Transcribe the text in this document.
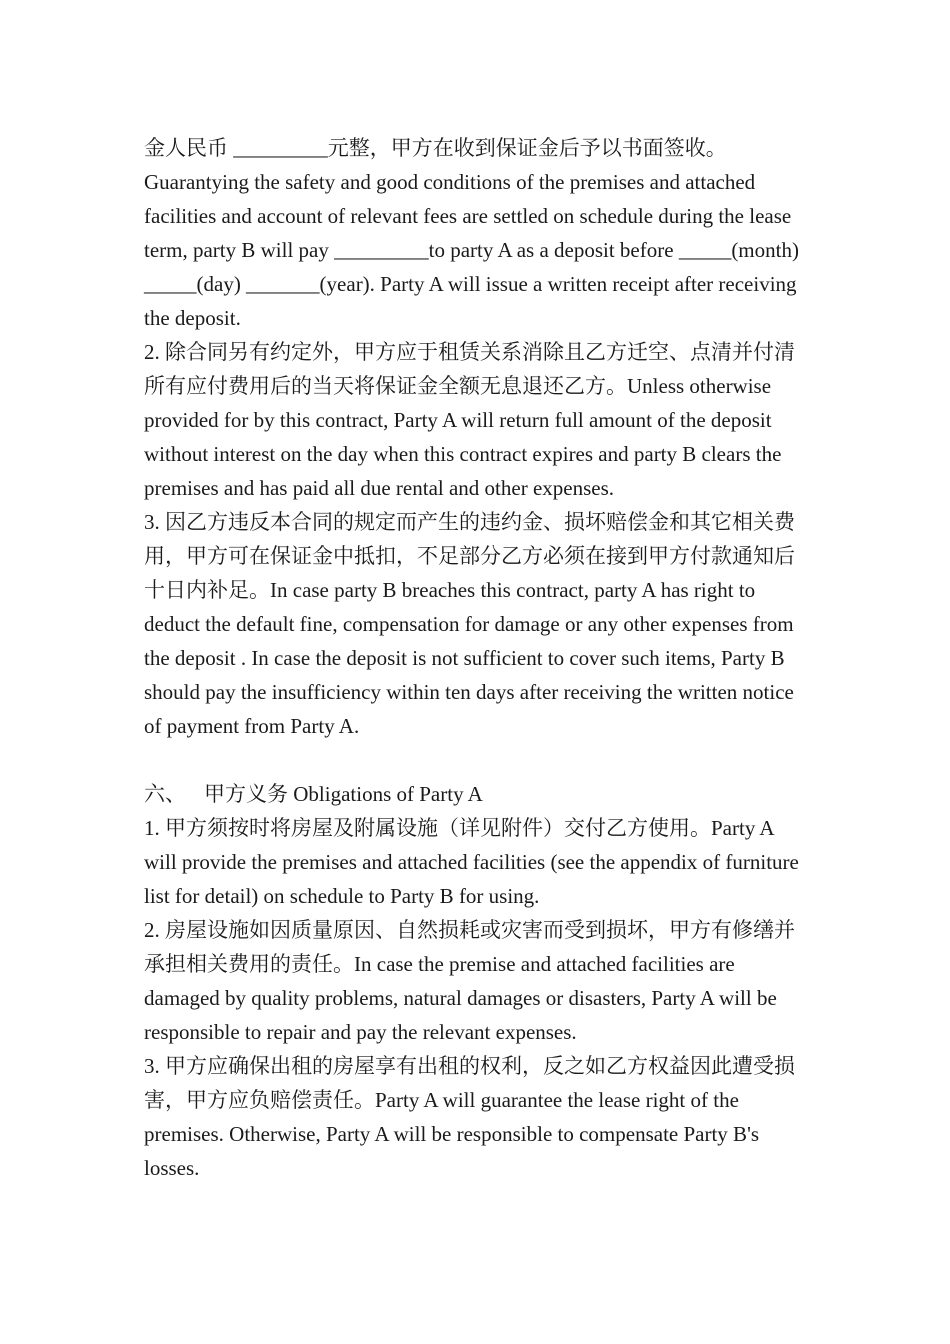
金人民币 _________元整，甲方在收到保证金后予以书面签收。Guarantying the safety and good conditions of the premises and attached facilities and account of relevant fees are settled on schedule during the lease term, party B will pay _________to party A as a deposit before _____(month) _____(day) _______(year). Party A will issue a written receipt after receiving the deposit.

2. 除合同另有约定外，甲方应于租赁关系消除且乙方迁空、点清并付清所有应付费用后的当天将保证金全额无息退还乙方。Unless otherwise provided for by this contract, Party A will return full amount of the deposit without interest on the day when this contract expires and party B clears the premises and has paid all due rental and other expenses.

3. 因乙方违反本合同的规定而产生的违约金、损坏赔偿金和其它相关费用，甲方可在保证金中抵扣，不足部分乙方必须在接到甲方付款通知后十日内补足。In case party B breaches this contract, party A has right to deduct the default fine, compensation for damage or any other expenses from the deposit . In case the deposit is not sufficient to cover such items, Party B should pay the insufficiency within ten days after receiving the written notice of payment from Party A.

六、 甲方义务 Obligations of Party A

1. 甲方须按时将房屋及附属设施（详见附件）交付乙方使用。Party A will provide the premises and attached facilities (see the appendix of furniture list for detail) on schedule to Party B for using.

2. 房屋设施如因质量原因、自然损耗或灾害而受到损坏，甲方有修缮并承担相关费用的责任。In case the premise and attached facilities are damaged by quality problems, natural damages or disasters, Party A will be responsible to repair and pay the relevant expenses.

3. 甲方应确保出租的房屋享有出租的权利，反之如乙方权益因此遭受损害，甲方应负赔偿责任。Party A will guarantee the lease right of the premises. Otherwise, Party A will be responsible to compensate Party B's losses.
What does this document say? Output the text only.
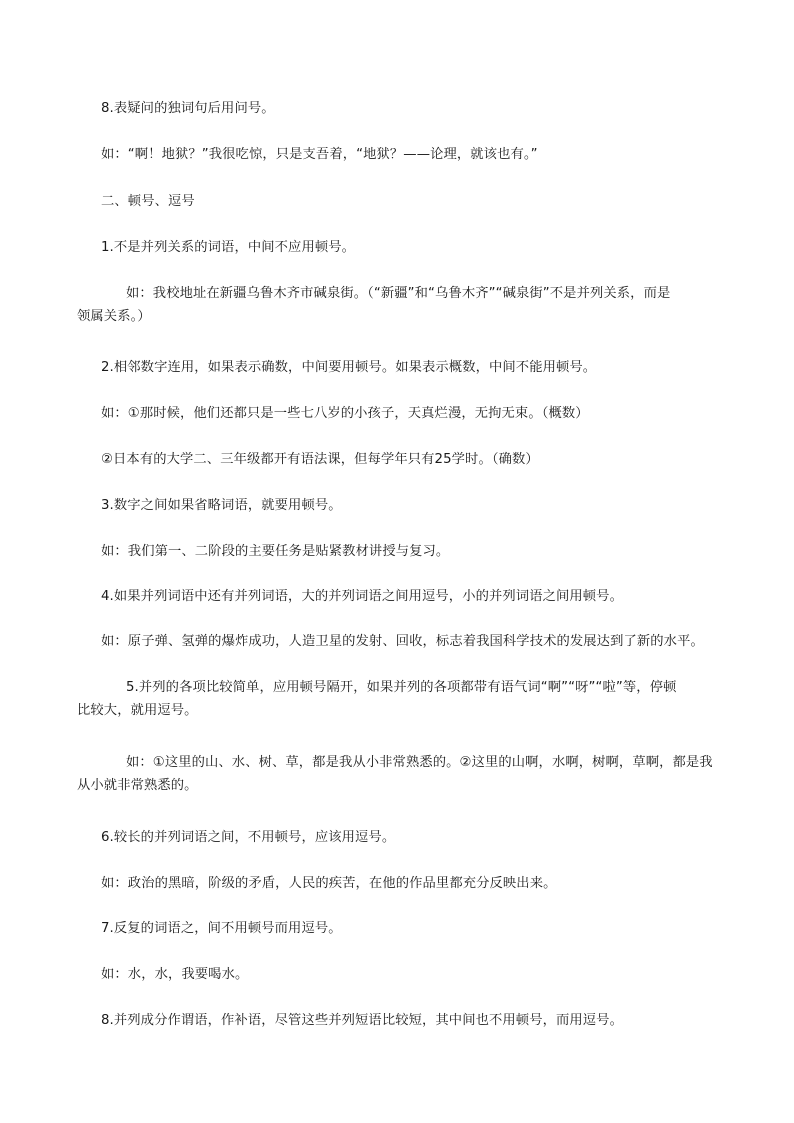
8.表疑问的独词句后用问号。
如：“啊！地狱？”我很吃惊，只是支吾着，“地狱？——论理，就该也有。”
二、顿号、逗号
1.不是并列关系的词语，中间不应用顿号。
如：我校地址在新疆乌鲁木齐市碱泉街。（“新疆”和“乌鲁木齐”“碱泉街”不是并列关系，而是
领属关系。）
2.相邻数字连用，如果表示确数，中间要用顿号。如果表示概数，中间不能用顿号。
如：①那时候，他们还都只是一些七八岁的小孩子，天真烂漫，无拘无束。（概数）
②日本有的大学二、三年级都开有语法课，但每学年只有25学时。（确数）
3.数字之间如果省略词语，就要用顿号。
如：我们第一、二阶段的主要任务是贴紧教材讲授与复习。
4.如果并列词语中还有并列词语，大的并列词语之间用逗号，小的并列词语之间用顿号。
如：原子弹、氢弹的爆炸成功，人造卫星的发射、回收，标志着我国科学技术的发展达到了新的水平。
5.并列的各项比较简单，应用顿号隔开，如果并列的各项都带有语气词“啊”“呀”“啦”等，停顿
比较大，就用逗号。
如：①这里的山、水、树、草，都是我从小非常熟悉的。②这里的山啊，水啊，树啊，草啊，都是我
从小就非常熟悉的。
6.较长的并列词语之间，不用顿号，应该用逗号。
如：政治的黑暗，阶级的矛盾，人民的疾苦，在他的作品里都充分反映出来。
7.反复的词语之，间不用顿号而用逗号。
如：水，水，我要喝水。
8.并列成分作谓语，作补语，尽管这些并列短语比较短，其中间也不用顿号，而用逗号。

Problem to work on ::
In the data above, find the line containing "What does this"; from there, please write out each line through the end, exactly, with the pictures omitted.

Exercise output ::
What does this document say? Output the text only.
8.表疑问的独词句后用问号。
如：“啊！地狱？”我很吃惊，只是支吾着，“地狱？——论理，就该也有。”
二、顿号、逗号
1.不是并列关系的词语，中间不应用顿号。
如：我校地址在新疆乌鲁木齐市碱泉街。（“新疆”和“乌鲁木齐”“碱泉街”不是并列关系，而是
领属关系。）
2.相邻数字连用，如果表示确数，中间要用顿号。如果表示概数，中间不能用顿号。
如：①那时候，他们还都只是一些七八岁的小孩子，天真烂漫，无拘无束。（概数）
②日本有的大学二、三年级都开有语法课，但每学年只有25学时。（确数）
3.数字之间如果省略词语，就要用顿号。
如：我们第一、二阶段的主要任务是贴紧教材讲授与复习。
4.如果并列词语中还有并列词语，大的并列词语之间用逗号，小的并列词语之间用顿号。
如：原子弹、氢弹的爆炸成功，人造卫星的发射、回收，标志着我国科学技术的发展达到了新的水平。
5.并列的各项比较简单，应用顿号隔开，如果并列的各项都带有语气词“啊”“呀”“啦”等，停顿
比较大，就用逗号。
如：①这里的山、水、树、草，都是我从小非常熟悉的。②这里的山啊，水啊，树啊，草啊，都是我
从小就非常熟悉的。
6.较长的并列词语之间，不用顿号，应该用逗号。
如：政治的黑暗，阶级的矛盾，人民的疾苦，在他的作品里都充分反映出来。
7.反复的词语之，间不用顿号而用逗号。
如：水，水，我要喝水。
8.并列成分作谓语，作补语，尽管这些并列短语比较短，其中间也不用顿号，而用逗号。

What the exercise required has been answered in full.